■ **EXERCISE INSTRUCTIONS**: Check each line of the listing for the word "name" and give only the number of lines that have it.

(A block of data)
◇ ◇ ◇

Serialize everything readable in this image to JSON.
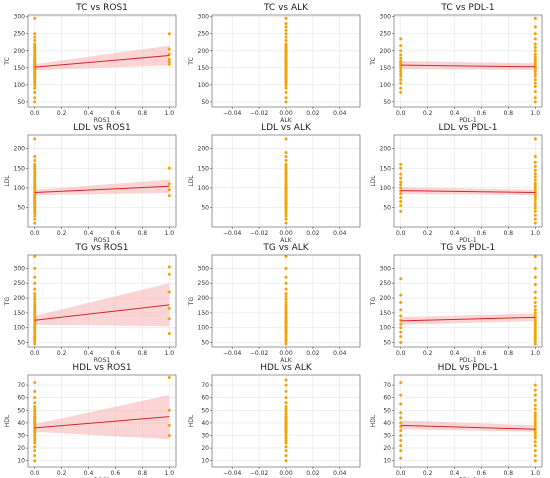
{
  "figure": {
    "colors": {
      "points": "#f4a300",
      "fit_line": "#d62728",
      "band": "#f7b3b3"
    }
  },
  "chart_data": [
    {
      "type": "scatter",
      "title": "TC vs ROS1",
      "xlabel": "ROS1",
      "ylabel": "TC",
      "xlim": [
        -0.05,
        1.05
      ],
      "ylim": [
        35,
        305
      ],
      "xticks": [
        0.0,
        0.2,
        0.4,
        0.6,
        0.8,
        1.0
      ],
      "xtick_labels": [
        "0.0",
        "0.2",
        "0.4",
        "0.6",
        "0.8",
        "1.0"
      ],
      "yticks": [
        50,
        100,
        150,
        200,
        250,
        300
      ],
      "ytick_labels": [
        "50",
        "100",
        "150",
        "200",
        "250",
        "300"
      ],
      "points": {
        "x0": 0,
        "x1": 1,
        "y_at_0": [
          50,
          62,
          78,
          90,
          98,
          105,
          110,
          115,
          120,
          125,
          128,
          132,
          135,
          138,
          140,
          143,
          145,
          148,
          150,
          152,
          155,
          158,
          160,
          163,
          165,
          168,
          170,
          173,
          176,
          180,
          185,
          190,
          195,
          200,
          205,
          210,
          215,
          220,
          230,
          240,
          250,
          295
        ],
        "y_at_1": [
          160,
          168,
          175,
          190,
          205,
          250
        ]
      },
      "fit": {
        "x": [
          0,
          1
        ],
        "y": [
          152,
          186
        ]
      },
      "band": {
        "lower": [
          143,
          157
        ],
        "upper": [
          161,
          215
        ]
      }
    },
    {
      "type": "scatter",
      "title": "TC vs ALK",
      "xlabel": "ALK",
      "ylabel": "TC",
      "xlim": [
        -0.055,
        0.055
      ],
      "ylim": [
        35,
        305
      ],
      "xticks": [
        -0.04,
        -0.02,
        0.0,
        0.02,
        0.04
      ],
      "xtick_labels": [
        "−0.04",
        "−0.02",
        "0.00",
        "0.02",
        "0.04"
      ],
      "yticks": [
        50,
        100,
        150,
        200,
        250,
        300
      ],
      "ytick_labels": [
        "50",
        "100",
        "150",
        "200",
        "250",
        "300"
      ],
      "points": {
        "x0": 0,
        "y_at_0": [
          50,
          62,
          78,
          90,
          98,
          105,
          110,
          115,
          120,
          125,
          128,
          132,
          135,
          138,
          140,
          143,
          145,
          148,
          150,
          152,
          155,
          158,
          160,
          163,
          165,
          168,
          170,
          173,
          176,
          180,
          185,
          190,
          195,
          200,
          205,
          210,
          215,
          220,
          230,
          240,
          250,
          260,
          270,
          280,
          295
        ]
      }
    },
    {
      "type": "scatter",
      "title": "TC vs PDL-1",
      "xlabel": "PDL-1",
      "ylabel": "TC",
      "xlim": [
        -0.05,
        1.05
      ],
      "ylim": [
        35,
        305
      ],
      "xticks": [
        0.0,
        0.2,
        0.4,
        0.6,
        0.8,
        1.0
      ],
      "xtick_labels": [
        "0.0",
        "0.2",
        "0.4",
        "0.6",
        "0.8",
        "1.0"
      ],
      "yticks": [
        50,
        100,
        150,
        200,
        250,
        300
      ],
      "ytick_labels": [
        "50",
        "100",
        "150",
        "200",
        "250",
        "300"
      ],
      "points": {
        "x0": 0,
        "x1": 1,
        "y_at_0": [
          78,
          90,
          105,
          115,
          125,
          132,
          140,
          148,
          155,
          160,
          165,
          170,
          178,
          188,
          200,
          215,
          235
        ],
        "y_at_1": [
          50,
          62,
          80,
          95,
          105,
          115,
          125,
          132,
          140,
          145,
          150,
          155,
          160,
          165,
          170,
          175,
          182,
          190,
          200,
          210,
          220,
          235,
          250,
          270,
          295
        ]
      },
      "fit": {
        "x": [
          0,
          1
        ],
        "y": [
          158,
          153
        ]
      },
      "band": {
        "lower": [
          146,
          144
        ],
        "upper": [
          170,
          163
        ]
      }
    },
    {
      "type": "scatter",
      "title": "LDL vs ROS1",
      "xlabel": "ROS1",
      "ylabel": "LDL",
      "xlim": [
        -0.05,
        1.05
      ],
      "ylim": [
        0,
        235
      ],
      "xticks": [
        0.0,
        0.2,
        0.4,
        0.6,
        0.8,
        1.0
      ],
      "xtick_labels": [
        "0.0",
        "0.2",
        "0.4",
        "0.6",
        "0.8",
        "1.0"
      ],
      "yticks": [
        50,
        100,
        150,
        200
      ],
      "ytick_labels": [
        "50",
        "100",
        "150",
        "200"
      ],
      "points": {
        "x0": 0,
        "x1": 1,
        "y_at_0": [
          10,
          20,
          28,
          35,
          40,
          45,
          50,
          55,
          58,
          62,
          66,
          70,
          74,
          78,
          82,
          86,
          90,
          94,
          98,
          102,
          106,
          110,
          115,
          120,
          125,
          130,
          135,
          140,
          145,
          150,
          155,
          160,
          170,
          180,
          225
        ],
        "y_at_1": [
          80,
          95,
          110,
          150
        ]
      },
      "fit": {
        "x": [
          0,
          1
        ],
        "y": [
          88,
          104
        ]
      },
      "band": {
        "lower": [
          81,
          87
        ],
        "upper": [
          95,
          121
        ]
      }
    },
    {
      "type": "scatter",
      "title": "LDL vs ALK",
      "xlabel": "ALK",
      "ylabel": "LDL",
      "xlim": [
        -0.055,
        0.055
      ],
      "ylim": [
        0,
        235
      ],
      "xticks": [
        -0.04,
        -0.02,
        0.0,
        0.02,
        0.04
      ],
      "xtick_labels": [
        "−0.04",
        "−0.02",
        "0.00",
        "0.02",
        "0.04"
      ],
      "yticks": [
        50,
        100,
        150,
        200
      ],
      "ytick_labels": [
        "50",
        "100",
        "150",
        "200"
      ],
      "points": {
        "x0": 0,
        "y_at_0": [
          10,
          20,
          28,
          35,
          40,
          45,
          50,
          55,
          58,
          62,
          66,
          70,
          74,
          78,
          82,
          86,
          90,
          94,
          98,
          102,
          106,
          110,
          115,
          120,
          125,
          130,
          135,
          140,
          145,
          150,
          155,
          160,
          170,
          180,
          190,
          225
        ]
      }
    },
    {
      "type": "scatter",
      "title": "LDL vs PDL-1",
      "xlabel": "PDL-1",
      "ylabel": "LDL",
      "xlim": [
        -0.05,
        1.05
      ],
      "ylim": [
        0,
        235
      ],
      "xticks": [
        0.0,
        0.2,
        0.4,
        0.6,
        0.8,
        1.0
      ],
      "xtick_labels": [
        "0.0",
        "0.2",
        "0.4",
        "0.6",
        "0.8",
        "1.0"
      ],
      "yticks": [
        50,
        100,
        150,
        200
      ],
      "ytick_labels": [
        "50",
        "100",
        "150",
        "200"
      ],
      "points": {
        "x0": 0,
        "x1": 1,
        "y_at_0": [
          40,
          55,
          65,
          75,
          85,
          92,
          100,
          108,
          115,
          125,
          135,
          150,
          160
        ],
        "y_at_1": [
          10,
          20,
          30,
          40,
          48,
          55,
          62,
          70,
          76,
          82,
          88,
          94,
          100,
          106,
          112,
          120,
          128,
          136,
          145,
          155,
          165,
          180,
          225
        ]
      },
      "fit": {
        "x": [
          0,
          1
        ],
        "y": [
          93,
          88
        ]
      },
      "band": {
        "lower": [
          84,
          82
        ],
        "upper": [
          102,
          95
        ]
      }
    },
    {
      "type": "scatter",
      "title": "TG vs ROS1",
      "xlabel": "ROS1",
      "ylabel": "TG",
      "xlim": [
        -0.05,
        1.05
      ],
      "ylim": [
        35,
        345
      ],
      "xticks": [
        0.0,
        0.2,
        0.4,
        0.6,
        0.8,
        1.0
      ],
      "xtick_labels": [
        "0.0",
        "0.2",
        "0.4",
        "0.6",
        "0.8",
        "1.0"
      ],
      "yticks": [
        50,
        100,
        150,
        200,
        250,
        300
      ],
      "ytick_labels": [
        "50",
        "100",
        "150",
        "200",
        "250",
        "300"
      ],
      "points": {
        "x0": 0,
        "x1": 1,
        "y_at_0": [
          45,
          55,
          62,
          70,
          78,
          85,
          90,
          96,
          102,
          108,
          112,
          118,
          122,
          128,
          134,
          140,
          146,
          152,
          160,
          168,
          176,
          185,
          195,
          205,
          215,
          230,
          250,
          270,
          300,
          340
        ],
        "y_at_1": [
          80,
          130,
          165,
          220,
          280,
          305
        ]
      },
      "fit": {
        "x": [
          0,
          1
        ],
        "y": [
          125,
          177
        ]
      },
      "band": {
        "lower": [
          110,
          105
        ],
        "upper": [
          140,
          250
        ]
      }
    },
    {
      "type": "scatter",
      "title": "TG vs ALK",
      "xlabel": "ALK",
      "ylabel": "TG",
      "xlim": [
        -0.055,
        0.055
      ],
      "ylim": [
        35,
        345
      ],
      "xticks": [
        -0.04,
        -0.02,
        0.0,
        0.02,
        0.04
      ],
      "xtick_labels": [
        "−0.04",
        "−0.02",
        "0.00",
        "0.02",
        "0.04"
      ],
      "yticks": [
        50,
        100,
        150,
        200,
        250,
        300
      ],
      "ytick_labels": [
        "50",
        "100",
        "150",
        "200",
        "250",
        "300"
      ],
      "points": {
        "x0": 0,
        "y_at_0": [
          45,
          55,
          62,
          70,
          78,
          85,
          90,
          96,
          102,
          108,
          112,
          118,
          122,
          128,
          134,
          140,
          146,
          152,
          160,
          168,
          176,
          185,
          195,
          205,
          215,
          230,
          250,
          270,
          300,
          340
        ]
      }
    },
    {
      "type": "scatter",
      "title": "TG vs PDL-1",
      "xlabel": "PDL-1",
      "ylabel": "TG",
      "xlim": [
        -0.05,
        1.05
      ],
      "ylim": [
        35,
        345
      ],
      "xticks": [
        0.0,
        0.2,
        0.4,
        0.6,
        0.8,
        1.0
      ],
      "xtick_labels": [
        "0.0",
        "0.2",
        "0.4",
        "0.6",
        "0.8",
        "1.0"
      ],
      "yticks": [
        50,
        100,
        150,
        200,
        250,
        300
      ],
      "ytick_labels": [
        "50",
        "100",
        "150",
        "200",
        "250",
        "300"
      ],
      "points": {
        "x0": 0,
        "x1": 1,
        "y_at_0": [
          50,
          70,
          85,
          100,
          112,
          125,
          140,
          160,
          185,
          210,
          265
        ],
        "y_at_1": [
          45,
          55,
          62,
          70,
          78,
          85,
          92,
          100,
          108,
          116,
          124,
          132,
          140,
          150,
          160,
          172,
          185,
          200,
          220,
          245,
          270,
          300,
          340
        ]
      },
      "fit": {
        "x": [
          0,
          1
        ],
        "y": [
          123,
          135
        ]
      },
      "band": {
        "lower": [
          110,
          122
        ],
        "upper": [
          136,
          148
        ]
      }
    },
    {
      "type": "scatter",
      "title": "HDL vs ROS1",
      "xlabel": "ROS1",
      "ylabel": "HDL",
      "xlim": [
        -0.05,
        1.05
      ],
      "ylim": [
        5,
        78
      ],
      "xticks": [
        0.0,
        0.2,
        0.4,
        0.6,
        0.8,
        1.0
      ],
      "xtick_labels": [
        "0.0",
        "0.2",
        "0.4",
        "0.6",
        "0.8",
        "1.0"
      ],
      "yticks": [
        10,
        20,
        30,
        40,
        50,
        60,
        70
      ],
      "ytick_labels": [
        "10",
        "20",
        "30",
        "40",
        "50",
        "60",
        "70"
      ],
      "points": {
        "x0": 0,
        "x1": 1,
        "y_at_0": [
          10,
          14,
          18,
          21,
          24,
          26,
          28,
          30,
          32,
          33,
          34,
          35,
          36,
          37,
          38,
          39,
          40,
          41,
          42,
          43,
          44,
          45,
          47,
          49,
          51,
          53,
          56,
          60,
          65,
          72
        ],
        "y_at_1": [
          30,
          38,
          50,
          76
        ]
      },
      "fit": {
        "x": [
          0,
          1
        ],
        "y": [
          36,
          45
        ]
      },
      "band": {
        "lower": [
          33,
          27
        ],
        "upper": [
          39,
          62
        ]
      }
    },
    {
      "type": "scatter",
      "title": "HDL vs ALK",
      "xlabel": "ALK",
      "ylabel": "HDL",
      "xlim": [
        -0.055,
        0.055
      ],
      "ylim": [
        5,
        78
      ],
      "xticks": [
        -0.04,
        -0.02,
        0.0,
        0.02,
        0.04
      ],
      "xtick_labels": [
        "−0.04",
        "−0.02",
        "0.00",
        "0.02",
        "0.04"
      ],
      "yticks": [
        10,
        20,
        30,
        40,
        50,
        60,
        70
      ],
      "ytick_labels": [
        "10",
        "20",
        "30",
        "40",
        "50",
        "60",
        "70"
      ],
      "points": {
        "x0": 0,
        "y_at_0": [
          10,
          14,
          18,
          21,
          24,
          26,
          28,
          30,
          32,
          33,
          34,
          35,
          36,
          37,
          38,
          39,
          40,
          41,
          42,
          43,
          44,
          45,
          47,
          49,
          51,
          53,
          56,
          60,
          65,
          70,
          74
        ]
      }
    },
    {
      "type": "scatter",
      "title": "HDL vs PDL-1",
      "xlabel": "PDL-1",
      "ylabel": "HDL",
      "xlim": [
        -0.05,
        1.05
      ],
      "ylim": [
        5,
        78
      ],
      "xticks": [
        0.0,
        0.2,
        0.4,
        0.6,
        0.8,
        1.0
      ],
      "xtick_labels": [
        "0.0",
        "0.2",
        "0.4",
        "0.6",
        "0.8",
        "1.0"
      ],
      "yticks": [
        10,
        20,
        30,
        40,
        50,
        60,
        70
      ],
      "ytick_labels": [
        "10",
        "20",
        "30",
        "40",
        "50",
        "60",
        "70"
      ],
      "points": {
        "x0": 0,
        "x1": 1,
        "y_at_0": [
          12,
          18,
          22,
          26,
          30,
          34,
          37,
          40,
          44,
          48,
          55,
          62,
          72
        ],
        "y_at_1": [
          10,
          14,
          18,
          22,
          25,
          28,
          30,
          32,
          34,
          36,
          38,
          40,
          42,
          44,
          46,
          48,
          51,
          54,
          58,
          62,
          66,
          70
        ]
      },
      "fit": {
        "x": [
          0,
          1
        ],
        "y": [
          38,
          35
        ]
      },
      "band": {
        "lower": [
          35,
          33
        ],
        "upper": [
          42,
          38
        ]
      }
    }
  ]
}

◇ ◇ ◇

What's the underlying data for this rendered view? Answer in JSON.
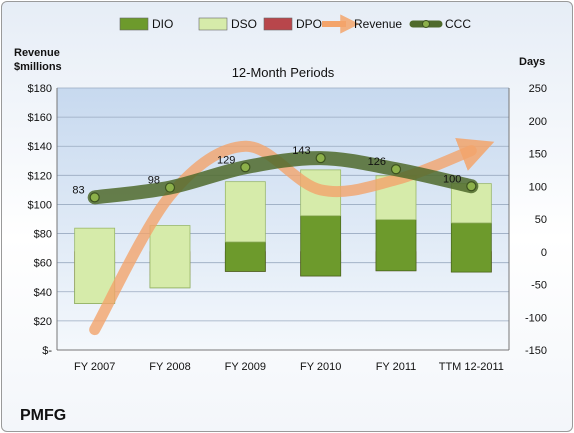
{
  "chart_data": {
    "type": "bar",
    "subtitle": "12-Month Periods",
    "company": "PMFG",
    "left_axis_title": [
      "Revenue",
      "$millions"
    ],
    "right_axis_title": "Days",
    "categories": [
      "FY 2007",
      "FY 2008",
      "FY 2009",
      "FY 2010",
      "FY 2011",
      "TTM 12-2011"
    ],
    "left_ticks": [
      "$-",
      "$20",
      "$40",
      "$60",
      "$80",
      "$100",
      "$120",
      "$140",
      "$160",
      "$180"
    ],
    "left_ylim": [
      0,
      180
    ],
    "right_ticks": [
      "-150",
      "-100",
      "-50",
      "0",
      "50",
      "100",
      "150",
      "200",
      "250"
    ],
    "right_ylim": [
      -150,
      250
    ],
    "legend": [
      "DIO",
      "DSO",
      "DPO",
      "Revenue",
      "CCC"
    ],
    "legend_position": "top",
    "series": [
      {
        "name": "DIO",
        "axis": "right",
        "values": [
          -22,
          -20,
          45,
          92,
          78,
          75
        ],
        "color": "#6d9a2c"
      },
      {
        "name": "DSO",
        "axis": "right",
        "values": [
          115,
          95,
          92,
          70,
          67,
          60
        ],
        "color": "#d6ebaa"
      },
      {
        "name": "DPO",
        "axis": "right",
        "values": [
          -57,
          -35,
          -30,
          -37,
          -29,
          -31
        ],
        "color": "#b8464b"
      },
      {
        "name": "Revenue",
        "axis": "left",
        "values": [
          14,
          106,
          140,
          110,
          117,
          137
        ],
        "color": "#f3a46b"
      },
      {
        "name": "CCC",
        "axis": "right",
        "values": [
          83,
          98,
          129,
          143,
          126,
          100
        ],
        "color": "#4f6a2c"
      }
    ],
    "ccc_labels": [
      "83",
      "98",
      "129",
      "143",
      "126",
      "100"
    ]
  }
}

◇ ◇ ◇

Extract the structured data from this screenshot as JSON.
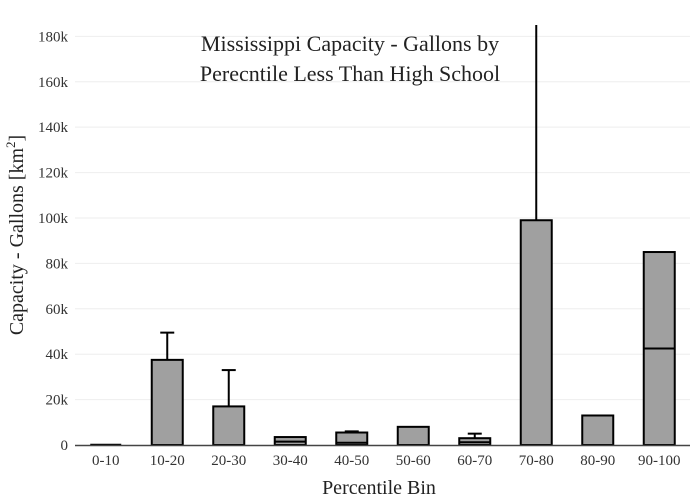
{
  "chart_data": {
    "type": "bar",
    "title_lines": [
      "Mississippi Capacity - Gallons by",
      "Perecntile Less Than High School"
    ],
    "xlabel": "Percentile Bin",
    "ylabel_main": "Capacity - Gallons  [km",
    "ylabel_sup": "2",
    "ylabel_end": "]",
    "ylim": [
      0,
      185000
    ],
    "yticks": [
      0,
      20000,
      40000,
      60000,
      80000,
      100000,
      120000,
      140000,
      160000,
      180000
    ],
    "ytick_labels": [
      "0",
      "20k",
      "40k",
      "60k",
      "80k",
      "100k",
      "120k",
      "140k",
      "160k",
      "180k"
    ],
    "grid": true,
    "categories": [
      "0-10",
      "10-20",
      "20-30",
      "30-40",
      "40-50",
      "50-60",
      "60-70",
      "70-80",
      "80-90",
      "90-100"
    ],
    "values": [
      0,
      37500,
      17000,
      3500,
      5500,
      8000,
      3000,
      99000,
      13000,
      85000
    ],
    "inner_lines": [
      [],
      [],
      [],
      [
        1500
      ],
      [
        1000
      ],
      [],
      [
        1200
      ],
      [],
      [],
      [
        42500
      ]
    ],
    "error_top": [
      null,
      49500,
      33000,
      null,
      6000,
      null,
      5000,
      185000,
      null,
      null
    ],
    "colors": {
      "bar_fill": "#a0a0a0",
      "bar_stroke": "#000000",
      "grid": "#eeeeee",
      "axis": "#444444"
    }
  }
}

◇ ◇ ◇

■ **SOLUTION**: 5